Part of a data file:
(begin)

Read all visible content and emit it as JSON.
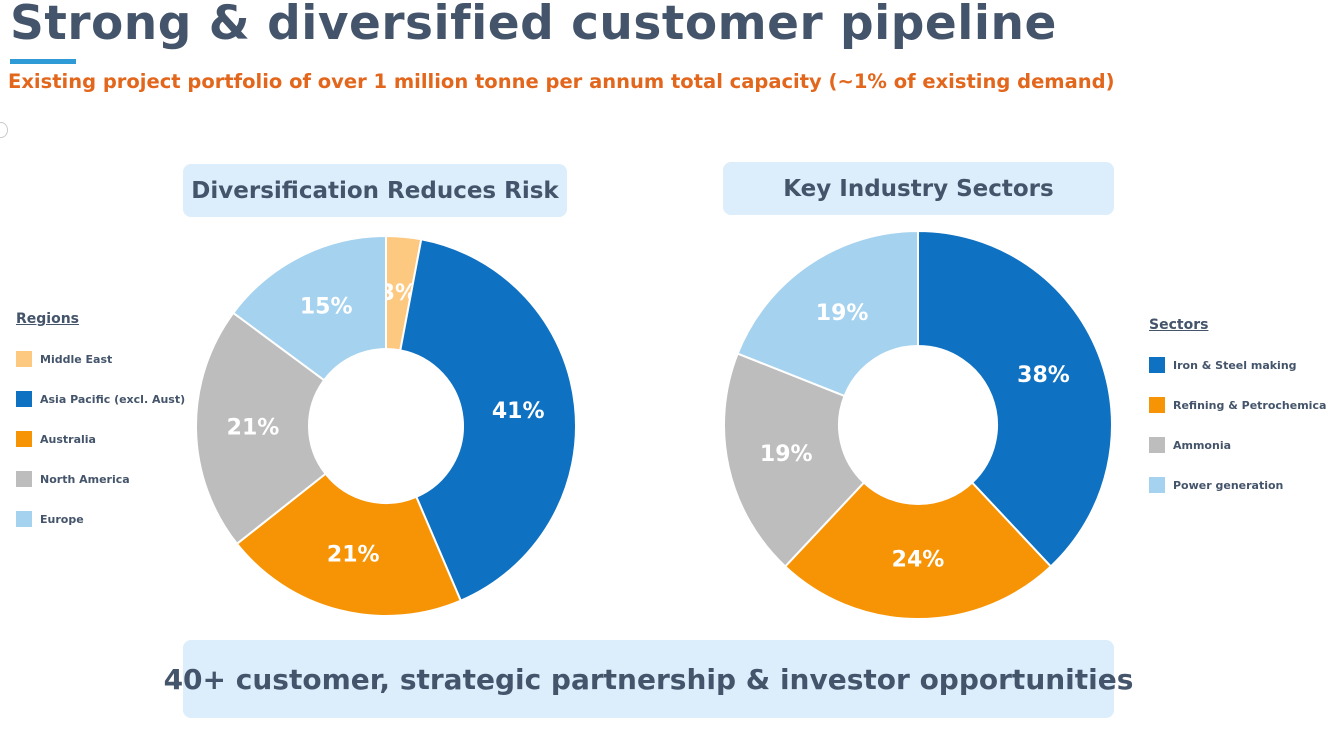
{
  "header": {
    "title": "Strong & diversified customer pipeline",
    "subtitle": "Existing project portfolio of over 1 million tonne per annum total capacity (~1% of existing demand)"
  },
  "footer": {
    "banner": "40+ customer, strategic partnership & investor opportunities"
  },
  "chart_data": [
    {
      "type": "pie",
      "title": "Diversification Reduces Risk",
      "legend_title": "Regions",
      "legend_position": "left",
      "categories": [
        "Middle East",
        "Asia Pacific (excl. Aust)",
        "Australia",
        "North America",
        "Europe"
      ],
      "values": [
        3,
        41,
        21,
        21,
        15
      ],
      "labels": [
        "3%",
        "41%",
        "21%",
        "21%",
        "15%"
      ],
      "colors": [
        "#fdc880",
        "#0f71c1",
        "#f79406",
        "#bdbdbd",
        "#a4d2ef"
      ]
    },
    {
      "type": "pie",
      "title": "Key Industry Sectors",
      "legend_title": "Sectors",
      "legend_position": "right",
      "categories": [
        "Iron & Steel making",
        "Refining & Petrochemicals",
        "Ammonia",
        "Power generation"
      ],
      "values": [
        38,
        24,
        19,
        19
      ],
      "labels": [
        "38%",
        "24%",
        "19%",
        "19%"
      ],
      "colors": [
        "#0f71c1",
        "#f79406",
        "#bdbdbd",
        "#a4d2ef"
      ]
    }
  ]
}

(end)

# [Problem to work on]
Copy the entries above faithfully and omit every image.

# [Response for this exercise]
Read all visible content and emit it as JSON.
{
  "header": {
    "title": "Strong & diversified customer pipeline",
    "subtitle": "Existing project portfolio of over 1 million tonne per annum total capacity (~1% of existing demand)"
  },
  "footer": {
    "banner": "40+ customer, strategic partnership & investor opportunities"
  },
  "chart_data": [
    {
      "type": "pie",
      "title": "Diversification Reduces Risk",
      "legend_title": "Regions",
      "legend_position": "left",
      "categories": [
        "Middle East",
        "Asia Pacific (excl. Aust)",
        "Australia",
        "North America",
        "Europe"
      ],
      "values": [
        3,
        41,
        21,
        21,
        15
      ],
      "labels": [
        "3%",
        "41%",
        "21%",
        "21%",
        "15%"
      ],
      "colors": [
        "#fdc880",
        "#0f71c1",
        "#f79406",
        "#bdbdbd",
        "#a4d2ef"
      ]
    },
    {
      "type": "pie",
      "title": "Key Industry Sectors",
      "legend_title": "Sectors",
      "legend_position": "right",
      "categories": [
        "Iron & Steel making",
        "Refining & Petrochemicals",
        "Ammonia",
        "Power generation"
      ],
      "values": [
        38,
        24,
        19,
        19
      ],
      "labels": [
        "38%",
        "24%",
        "19%",
        "19%"
      ],
      "colors": [
        "#0f71c1",
        "#f79406",
        "#bdbdbd",
        "#a4d2ef"
      ]
    }
  ]
}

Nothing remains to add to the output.